**RECORDS SUPPLIED**.
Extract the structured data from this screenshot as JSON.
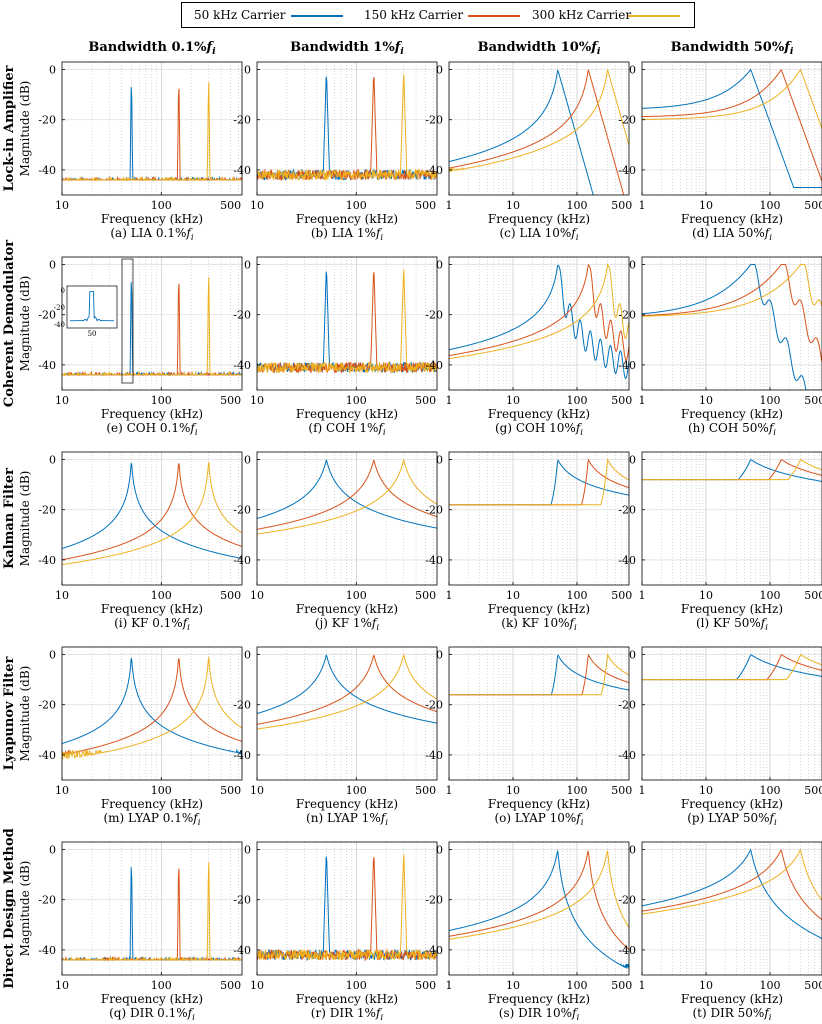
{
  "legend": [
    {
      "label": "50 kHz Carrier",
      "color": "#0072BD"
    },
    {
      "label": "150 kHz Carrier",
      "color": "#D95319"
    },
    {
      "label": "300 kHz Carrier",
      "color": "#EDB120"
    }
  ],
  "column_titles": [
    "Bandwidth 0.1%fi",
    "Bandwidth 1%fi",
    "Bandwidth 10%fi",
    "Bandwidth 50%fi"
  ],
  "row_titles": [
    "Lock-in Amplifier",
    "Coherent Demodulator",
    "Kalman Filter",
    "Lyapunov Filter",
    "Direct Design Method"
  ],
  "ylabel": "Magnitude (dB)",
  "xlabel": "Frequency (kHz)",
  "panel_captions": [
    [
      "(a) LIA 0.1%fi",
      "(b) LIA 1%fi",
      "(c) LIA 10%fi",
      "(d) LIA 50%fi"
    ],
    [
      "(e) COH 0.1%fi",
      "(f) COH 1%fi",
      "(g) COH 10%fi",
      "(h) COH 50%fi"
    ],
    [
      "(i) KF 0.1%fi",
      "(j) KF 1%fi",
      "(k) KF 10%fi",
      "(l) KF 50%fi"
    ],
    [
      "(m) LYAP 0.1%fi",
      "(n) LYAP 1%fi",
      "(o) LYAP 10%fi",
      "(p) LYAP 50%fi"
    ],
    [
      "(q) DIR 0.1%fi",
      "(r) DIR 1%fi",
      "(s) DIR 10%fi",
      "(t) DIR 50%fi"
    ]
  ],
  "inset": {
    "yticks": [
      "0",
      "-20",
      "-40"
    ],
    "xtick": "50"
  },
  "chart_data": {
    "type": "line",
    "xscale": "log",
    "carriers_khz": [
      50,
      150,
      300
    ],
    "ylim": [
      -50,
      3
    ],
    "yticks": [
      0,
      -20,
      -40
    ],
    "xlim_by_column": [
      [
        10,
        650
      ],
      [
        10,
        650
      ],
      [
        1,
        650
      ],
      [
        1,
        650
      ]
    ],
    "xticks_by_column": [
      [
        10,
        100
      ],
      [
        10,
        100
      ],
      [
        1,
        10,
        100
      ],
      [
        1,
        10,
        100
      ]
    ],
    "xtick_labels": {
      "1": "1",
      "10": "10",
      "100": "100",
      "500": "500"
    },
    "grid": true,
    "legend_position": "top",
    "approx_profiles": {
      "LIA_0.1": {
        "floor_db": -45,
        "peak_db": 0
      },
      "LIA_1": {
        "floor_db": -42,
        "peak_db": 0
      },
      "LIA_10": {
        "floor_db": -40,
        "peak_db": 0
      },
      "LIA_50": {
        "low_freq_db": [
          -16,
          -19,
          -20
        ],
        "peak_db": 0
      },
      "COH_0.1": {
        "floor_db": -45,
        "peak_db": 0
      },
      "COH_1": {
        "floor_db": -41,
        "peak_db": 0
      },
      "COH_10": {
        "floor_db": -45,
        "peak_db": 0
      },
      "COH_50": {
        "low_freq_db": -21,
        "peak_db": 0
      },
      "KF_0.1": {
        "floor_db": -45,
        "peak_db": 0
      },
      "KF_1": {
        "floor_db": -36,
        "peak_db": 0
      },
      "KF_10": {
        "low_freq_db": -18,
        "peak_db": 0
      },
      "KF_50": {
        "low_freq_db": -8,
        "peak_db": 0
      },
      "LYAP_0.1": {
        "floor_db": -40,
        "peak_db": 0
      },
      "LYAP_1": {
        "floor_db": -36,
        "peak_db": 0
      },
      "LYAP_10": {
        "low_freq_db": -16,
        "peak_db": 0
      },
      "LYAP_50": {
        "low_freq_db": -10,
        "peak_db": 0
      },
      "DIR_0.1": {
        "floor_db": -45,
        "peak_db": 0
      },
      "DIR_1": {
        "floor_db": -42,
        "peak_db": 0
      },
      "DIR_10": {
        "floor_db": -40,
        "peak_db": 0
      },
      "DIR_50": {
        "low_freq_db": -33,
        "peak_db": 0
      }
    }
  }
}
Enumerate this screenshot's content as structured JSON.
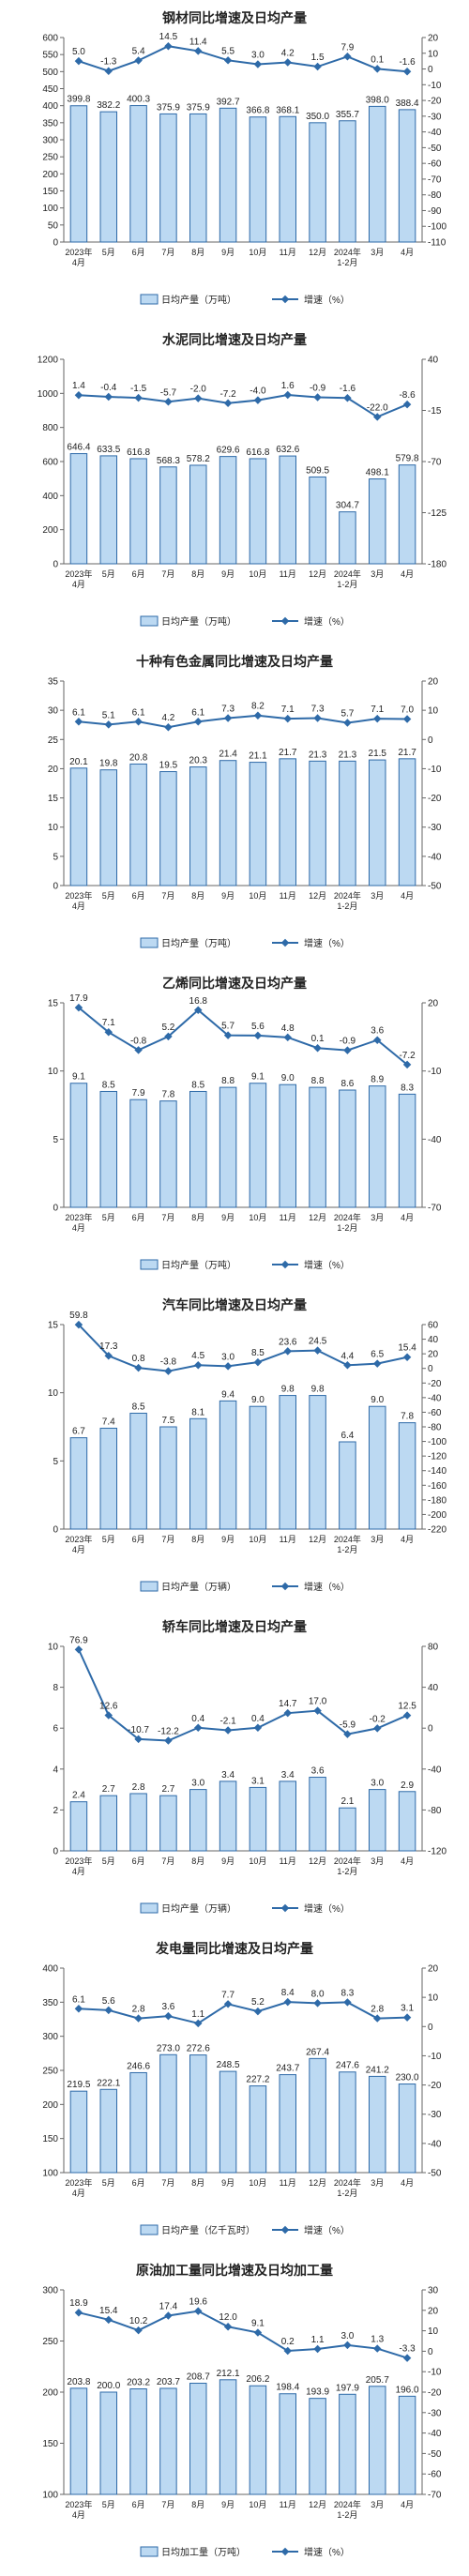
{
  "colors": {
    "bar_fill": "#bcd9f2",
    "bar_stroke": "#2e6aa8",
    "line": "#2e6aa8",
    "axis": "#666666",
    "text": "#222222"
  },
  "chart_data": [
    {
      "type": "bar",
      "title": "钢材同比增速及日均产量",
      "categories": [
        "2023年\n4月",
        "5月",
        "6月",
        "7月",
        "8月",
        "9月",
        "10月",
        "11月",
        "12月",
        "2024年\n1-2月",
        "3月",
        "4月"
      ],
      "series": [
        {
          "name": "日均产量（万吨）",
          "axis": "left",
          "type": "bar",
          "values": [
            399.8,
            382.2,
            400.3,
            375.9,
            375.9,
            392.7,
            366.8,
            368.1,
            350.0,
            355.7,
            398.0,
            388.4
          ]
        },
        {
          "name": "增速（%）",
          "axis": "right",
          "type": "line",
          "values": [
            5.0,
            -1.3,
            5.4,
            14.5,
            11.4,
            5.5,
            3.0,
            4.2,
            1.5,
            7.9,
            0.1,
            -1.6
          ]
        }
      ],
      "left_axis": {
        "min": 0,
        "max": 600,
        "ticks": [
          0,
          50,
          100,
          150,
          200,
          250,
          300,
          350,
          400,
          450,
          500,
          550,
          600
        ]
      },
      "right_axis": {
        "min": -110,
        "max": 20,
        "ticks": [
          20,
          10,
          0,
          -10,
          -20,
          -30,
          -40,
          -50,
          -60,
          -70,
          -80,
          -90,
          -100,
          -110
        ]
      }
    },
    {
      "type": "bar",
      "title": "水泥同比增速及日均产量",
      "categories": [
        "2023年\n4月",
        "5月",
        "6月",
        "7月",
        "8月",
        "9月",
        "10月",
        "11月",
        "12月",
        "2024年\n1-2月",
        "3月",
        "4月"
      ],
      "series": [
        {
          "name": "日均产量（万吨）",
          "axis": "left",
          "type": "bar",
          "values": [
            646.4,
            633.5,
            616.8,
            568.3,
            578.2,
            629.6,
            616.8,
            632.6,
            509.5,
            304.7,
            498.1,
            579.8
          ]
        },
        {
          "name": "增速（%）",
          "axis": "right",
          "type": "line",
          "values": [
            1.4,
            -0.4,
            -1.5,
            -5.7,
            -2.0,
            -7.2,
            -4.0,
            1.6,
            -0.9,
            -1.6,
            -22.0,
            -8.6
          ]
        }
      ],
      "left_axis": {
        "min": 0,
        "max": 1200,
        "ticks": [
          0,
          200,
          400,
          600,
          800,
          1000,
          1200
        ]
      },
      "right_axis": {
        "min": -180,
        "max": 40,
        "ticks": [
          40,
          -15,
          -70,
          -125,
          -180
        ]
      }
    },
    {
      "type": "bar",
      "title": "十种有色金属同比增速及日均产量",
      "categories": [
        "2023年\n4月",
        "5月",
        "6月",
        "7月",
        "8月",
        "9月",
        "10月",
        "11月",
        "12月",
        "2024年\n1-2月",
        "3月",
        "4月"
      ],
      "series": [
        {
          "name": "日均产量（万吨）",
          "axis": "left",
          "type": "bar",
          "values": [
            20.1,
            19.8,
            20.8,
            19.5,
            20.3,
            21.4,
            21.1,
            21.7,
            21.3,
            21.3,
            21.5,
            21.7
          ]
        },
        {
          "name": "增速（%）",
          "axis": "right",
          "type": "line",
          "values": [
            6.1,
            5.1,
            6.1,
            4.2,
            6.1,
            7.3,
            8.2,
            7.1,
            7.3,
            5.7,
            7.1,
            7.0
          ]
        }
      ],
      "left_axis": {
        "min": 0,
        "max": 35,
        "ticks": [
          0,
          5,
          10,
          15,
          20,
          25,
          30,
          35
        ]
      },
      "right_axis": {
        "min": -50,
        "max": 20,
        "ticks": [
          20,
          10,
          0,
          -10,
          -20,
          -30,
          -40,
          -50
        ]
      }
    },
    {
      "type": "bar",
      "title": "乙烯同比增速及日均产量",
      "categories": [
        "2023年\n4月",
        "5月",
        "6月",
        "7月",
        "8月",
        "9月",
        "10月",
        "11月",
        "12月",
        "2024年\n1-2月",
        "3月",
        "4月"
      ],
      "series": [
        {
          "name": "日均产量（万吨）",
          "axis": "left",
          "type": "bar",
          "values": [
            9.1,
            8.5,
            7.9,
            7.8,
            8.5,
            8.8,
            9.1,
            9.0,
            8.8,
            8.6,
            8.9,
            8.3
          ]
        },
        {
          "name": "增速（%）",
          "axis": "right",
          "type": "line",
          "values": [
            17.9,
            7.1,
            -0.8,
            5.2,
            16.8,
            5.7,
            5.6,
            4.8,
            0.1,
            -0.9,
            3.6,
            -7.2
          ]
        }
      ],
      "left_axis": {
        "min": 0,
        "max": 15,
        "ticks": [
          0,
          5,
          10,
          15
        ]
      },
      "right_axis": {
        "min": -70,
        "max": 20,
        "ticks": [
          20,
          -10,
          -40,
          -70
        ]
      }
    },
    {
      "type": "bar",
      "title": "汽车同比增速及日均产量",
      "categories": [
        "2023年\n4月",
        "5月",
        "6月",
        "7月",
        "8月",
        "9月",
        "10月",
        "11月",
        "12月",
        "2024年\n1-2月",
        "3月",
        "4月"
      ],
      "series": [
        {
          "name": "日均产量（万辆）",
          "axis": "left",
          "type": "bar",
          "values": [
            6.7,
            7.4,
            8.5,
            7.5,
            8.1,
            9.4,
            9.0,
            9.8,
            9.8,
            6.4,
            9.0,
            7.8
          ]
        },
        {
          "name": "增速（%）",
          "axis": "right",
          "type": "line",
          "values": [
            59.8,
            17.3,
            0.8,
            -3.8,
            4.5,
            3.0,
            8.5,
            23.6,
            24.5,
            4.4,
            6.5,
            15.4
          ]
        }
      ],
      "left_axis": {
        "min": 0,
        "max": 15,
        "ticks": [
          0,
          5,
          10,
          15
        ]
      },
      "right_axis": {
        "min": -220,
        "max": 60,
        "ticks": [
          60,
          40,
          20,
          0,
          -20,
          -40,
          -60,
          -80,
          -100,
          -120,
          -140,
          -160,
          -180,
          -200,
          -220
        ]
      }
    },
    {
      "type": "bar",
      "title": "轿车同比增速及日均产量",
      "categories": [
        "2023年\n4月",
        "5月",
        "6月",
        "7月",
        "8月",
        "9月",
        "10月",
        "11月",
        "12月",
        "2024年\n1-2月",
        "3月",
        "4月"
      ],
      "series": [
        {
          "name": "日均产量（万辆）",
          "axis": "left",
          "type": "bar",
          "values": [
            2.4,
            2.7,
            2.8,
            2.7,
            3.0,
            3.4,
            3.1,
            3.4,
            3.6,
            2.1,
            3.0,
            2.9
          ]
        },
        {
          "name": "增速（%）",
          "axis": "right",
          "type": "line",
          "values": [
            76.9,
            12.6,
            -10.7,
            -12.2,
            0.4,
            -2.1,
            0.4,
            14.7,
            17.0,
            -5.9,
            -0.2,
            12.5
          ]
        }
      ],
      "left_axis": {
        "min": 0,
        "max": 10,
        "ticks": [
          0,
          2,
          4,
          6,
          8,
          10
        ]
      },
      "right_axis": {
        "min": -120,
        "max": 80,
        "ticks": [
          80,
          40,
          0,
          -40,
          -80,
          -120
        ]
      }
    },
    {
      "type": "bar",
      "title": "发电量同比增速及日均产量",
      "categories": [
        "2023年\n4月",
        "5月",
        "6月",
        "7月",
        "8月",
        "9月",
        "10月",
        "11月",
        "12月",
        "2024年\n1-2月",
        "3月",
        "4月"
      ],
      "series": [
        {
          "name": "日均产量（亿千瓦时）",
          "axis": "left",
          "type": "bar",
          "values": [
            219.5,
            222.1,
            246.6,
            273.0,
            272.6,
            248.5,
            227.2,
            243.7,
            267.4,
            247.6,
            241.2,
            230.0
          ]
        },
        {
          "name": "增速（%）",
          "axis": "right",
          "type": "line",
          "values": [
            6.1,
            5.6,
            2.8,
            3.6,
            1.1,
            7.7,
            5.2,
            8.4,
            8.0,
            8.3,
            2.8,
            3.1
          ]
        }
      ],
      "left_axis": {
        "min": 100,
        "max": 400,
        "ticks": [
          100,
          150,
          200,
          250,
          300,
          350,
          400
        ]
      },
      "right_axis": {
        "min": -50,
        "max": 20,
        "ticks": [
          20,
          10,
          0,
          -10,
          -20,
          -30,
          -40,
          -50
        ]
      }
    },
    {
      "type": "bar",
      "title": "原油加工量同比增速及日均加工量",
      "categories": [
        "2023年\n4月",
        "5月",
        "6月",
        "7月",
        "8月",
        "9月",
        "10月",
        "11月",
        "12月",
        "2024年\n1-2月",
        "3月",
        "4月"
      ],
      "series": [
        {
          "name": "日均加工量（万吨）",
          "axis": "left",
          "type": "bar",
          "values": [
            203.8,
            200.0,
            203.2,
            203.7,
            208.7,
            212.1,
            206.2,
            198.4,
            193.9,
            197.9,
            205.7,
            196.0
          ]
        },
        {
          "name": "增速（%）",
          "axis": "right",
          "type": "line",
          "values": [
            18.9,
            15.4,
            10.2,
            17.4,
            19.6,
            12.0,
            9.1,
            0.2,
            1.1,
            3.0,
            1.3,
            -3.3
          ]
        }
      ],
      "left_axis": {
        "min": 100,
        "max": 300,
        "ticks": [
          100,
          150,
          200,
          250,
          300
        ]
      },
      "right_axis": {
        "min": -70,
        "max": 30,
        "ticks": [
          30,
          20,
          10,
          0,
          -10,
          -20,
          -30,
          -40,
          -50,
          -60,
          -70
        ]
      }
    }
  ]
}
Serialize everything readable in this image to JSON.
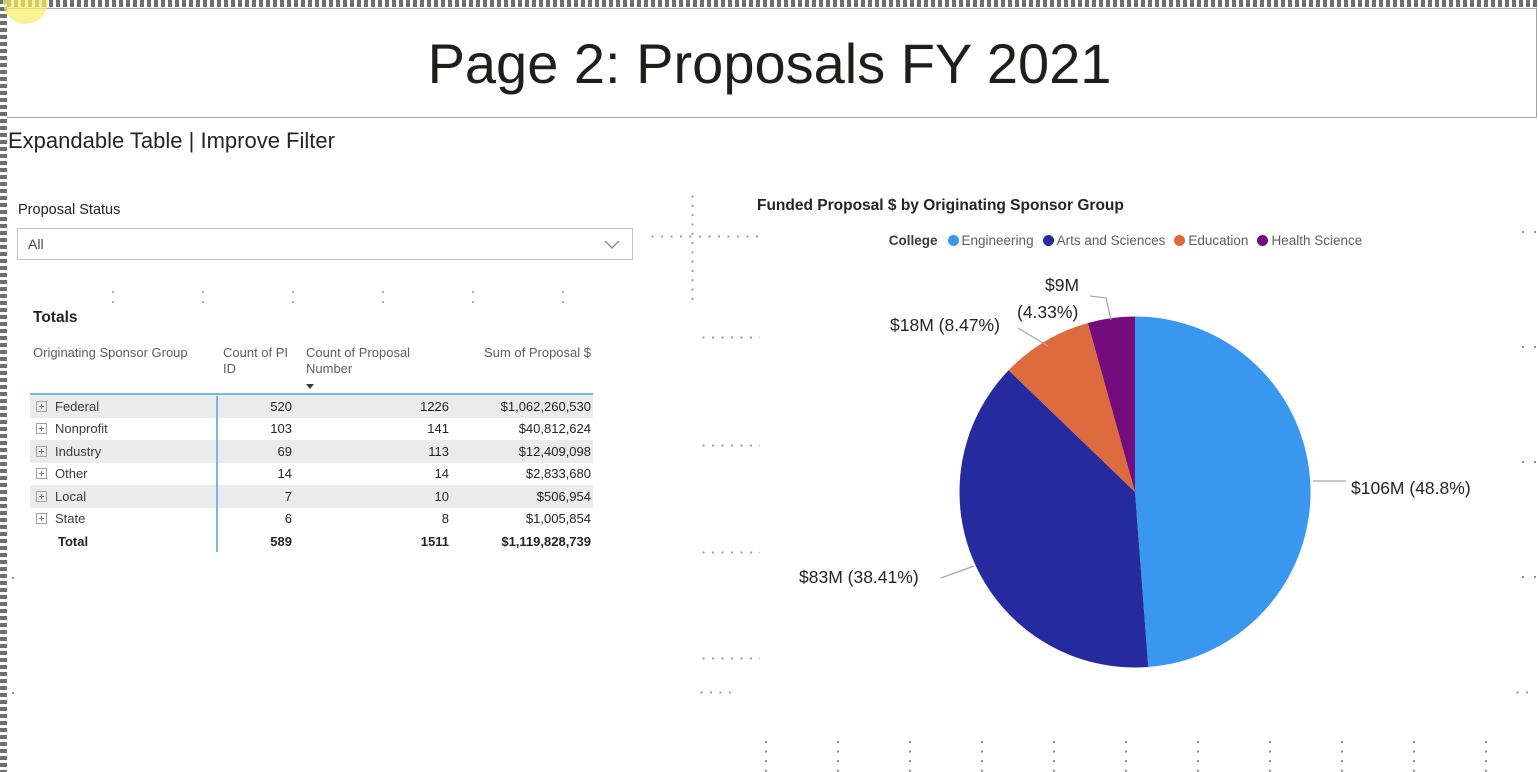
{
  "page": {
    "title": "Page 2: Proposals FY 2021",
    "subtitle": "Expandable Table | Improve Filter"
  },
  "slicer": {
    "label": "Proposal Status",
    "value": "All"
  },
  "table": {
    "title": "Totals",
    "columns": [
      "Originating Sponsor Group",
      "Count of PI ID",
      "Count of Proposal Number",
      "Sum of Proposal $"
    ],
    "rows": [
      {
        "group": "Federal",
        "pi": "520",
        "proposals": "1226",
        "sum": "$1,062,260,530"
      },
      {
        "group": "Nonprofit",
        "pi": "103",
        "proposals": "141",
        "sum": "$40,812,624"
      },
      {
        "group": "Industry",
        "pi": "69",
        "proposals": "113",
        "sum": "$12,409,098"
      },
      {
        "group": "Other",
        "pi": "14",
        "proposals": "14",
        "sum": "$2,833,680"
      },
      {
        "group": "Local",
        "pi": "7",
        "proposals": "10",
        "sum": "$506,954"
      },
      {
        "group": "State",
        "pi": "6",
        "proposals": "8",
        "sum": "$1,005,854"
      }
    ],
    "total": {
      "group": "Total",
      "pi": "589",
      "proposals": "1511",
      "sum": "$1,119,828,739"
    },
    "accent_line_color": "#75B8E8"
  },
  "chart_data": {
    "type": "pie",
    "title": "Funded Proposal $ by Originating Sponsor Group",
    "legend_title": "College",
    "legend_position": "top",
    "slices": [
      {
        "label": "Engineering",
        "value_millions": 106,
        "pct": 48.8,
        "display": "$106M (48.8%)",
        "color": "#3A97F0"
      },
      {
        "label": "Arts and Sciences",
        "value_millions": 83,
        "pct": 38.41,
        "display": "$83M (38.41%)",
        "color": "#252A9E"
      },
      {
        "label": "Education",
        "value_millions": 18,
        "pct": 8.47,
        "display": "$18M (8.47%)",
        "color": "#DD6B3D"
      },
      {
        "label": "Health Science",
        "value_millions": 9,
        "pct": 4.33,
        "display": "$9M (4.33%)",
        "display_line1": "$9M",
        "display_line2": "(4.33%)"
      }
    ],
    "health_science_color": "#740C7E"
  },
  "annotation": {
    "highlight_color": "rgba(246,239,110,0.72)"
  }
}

**EXERCISE INSTRUCTIONS**.
Find the lines above that include the string "Sponsor" and copy them.

**SOLUTION FOR THIS EXERCISE**.
      "Originating Sponsor Group",
    "title": "Funded Proposal $ by Originating Sponsor Group",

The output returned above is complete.